▶ [What to produce]: Using the data below, gather each line that includes the word "lower".

** begin Task material **

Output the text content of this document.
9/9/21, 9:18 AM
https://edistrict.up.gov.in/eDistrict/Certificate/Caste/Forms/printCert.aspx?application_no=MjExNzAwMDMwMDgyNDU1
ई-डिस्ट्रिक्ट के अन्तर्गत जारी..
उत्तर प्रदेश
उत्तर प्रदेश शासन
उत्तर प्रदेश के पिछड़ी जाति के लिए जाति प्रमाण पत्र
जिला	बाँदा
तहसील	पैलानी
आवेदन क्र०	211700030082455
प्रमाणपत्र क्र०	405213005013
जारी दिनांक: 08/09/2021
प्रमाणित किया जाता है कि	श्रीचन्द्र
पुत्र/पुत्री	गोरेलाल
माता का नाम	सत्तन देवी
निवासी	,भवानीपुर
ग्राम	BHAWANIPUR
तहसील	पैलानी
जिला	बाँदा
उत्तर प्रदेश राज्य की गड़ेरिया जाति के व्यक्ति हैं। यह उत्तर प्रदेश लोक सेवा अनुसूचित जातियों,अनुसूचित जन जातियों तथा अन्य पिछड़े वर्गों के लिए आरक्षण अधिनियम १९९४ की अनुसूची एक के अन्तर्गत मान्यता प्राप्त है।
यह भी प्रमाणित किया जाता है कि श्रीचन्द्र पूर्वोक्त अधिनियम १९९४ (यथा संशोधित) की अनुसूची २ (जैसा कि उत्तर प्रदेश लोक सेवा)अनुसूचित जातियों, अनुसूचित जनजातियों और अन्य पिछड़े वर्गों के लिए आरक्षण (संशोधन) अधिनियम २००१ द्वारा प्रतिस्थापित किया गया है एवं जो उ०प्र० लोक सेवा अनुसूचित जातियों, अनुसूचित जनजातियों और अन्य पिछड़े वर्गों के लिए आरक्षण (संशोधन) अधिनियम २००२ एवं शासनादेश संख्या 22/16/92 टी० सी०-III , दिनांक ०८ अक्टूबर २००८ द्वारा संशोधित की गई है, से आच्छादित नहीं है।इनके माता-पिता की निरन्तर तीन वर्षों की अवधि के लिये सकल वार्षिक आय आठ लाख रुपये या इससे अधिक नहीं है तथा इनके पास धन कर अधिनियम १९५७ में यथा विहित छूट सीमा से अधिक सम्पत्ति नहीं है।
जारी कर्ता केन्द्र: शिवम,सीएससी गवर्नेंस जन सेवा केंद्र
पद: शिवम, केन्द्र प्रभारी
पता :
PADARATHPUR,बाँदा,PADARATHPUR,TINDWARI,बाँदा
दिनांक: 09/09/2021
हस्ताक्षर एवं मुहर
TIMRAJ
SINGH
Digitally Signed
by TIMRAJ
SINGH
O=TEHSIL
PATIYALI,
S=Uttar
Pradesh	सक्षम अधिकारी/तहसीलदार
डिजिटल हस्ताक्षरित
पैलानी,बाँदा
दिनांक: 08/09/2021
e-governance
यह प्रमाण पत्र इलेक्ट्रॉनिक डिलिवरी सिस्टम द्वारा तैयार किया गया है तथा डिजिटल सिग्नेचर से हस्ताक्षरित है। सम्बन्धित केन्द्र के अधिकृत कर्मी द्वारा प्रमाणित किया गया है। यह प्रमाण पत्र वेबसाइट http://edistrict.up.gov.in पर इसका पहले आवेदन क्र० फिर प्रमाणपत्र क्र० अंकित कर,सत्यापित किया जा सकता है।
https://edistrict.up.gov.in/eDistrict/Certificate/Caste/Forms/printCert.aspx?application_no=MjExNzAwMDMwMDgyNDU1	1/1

** end Task material **
** begin Task material **

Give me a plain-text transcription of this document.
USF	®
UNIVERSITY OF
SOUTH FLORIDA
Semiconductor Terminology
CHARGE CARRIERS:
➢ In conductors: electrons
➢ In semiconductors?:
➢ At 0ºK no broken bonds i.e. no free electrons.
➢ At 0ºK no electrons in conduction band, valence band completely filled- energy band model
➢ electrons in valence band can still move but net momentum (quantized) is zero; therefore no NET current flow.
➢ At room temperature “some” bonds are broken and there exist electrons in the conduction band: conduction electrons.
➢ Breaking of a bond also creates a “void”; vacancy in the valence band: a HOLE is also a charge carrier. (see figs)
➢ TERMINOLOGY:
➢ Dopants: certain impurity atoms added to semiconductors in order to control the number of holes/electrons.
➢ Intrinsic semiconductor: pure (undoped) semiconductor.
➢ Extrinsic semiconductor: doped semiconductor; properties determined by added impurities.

** end Task material **
** begin Task material **

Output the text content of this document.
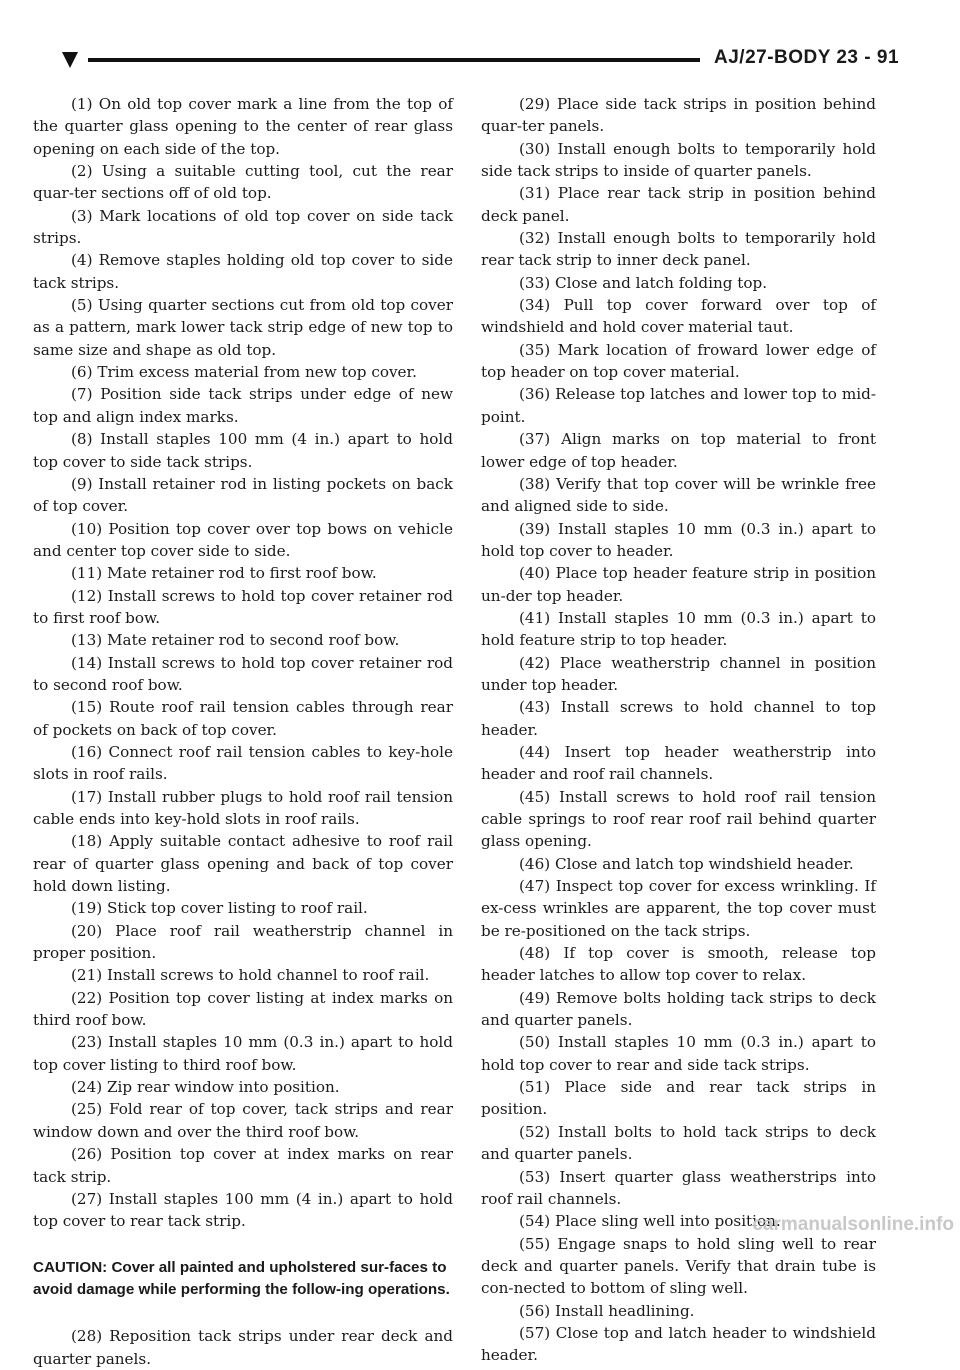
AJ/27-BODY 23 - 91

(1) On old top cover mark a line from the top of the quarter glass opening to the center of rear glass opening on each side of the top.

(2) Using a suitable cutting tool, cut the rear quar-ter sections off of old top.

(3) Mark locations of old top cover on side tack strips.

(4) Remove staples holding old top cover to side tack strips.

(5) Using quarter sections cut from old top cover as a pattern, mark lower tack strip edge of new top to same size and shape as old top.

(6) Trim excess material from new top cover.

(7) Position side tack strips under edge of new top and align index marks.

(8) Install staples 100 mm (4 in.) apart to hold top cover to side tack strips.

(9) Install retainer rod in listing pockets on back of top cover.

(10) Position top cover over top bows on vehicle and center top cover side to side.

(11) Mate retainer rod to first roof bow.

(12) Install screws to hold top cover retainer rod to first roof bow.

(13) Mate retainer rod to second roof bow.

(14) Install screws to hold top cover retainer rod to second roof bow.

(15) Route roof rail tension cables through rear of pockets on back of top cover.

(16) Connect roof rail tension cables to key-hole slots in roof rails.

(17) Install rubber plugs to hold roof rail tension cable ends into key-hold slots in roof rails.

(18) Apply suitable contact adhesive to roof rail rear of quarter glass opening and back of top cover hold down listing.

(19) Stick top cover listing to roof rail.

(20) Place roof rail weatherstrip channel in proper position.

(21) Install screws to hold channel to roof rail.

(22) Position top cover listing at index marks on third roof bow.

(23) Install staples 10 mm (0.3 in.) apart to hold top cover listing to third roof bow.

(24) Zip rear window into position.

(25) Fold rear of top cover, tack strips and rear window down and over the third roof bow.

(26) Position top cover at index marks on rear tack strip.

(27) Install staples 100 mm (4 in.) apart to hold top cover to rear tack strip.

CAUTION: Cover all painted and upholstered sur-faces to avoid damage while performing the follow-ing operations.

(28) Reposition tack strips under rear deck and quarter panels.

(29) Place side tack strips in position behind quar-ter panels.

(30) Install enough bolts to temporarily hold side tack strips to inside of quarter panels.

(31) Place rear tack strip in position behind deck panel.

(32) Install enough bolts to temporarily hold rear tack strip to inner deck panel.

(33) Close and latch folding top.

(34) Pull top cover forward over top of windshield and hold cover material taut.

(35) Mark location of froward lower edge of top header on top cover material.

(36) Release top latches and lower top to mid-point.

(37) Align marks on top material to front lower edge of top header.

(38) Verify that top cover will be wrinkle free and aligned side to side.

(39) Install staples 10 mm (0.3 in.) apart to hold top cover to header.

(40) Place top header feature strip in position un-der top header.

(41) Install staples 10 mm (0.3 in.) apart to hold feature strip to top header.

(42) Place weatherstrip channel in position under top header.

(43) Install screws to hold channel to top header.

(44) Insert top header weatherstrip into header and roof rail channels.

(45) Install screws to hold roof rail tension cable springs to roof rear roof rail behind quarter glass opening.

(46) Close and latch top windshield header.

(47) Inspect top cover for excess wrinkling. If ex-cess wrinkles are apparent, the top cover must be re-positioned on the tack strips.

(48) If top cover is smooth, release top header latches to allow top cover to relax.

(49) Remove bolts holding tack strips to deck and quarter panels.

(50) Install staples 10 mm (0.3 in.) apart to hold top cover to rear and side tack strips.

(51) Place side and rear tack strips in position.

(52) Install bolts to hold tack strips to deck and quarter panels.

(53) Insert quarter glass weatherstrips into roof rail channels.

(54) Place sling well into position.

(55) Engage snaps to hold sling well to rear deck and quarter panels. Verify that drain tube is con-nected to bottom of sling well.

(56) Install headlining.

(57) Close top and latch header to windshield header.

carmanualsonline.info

** end Task material **

▶ [Reply to the exercise]:
(5) Using quarter sections cut from old top cover as a pattern, mark lower tack strip edge of new top to same size and shape as old top.
(35) Mark location of froward lower edge of top header on top cover material.
(36) Release top latches and lower top to mid-point.
(37) Align marks on top material to front lower edge of top header.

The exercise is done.